PROBLEM REQUIREMENTS
Return the whole listing exactly as it stands.

(Records contained in a dataset)
----

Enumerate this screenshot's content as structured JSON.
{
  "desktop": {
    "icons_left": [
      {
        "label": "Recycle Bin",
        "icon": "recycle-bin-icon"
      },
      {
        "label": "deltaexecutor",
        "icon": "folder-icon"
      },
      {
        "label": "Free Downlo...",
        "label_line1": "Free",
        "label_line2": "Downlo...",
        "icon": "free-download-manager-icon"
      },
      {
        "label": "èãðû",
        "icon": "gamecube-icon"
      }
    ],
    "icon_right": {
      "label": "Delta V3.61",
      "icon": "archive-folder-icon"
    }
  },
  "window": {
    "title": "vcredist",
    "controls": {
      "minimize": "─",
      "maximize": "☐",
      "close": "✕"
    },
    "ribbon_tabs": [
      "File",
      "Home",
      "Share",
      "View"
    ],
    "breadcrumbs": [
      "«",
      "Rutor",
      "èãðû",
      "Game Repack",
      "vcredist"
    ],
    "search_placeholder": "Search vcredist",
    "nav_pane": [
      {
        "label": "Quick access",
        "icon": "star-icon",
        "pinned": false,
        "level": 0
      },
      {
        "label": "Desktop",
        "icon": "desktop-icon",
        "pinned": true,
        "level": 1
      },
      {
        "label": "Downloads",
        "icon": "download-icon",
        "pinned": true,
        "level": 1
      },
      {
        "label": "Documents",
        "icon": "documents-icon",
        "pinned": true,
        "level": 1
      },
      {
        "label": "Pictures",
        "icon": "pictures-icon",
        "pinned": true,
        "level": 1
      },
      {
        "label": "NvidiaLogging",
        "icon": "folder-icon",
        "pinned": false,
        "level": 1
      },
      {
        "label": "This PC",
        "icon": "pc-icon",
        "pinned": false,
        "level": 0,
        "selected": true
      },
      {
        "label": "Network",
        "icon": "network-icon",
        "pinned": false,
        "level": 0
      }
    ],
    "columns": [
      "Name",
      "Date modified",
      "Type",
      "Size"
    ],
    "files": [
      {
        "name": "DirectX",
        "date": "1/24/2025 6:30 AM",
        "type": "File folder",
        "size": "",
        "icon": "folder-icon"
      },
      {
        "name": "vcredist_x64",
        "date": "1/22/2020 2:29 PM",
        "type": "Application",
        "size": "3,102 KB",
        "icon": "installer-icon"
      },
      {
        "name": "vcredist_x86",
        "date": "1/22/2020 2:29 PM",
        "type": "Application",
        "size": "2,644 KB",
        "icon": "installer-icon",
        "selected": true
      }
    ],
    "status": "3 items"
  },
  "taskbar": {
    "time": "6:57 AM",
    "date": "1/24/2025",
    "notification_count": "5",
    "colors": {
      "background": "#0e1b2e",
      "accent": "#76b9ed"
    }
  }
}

----

RESULT
Enumerate this screenshot's content as structured JSON.
{
  "desktop": {
    "icons_left": [
      {
        "label": "Recycle Bin",
        "icon": "recycle-bin-icon"
      },
      {
        "label": "deltaexecutor",
        "icon": "folder-icon"
      },
      {
        "label": "Free Downlo...",
        "label_line1": "Free",
        "label_line2": "Downlo...",
        "icon": "free-download-manager-icon"
      },
      {
        "label": "èãðû",
        "icon": "gamecube-icon"
      }
    ],
    "icon_right": {
      "label": "Delta V3.61",
      "icon": "archive-folder-icon"
    }
  },
  "window": {
    "title": "vcredist",
    "controls": {
      "minimize": "─",
      "maximize": "☐",
      "close": "✕"
    },
    "ribbon_tabs": [
      "File",
      "Home",
      "Share",
      "View"
    ],
    "breadcrumbs": [
      "«",
      "Rutor",
      "èãðû",
      "Game Repack",
      "vcredist"
    ],
    "search_placeholder": "Search vcredist",
    "nav_pane": [
      {
        "label": "Quick access",
        "icon": "star-icon",
        "pinned": false,
        "level": 0
      },
      {
        "label": "Desktop",
        "icon": "desktop-icon",
        "pinned": true,
        "level": 1
      },
      {
        "label": "Downloads",
        "icon": "download-icon",
        "pinned": true,
        "level": 1
      },
      {
        "label": "Documents",
        "icon": "documents-icon",
        "pinned": true,
        "level": 1
      },
      {
        "label": "Pictures",
        "icon": "pictures-icon",
        "pinned": true,
        "level": 1
      },
      {
        "label": "NvidiaLogging",
        "icon": "folder-icon",
        "pinned": false,
        "level": 1
      },
      {
        "label": "This PC",
        "icon": "pc-icon",
        "pinned": false,
        "level": 0,
        "selected": true
      },
      {
        "label": "Network",
        "icon": "network-icon",
        "pinned": false,
        "level": 0
      }
    ],
    "columns": [
      "Name",
      "Date modified",
      "Type",
      "Size"
    ],
    "files": [
      {
        "name": "DirectX",
        "date": "1/24/2025 6:30 AM",
        "type": "File folder",
        "size": "",
        "icon": "folder-icon"
      },
      {
        "name": "vcredist_x64",
        "date": "1/22/2020 2:29 PM",
        "type": "Application",
        "size": "3,102 KB",
        "icon": "installer-icon"
      },
      {
        "name": "vcredist_x86",
        "date": "1/22/2020 2:29 PM",
        "type": "Application",
        "size": "2,644 KB",
        "icon": "installer-icon",
        "selected": true
      }
    ],
    "status": "3 items"
  },
  "taskbar": {
    "time": "6:57 AM",
    "date": "1/24/2025",
    "notification_count": "5",
    "colors": {
      "background": "#0e1b2e",
      "accent": "#76b9ed"
    }
  }
}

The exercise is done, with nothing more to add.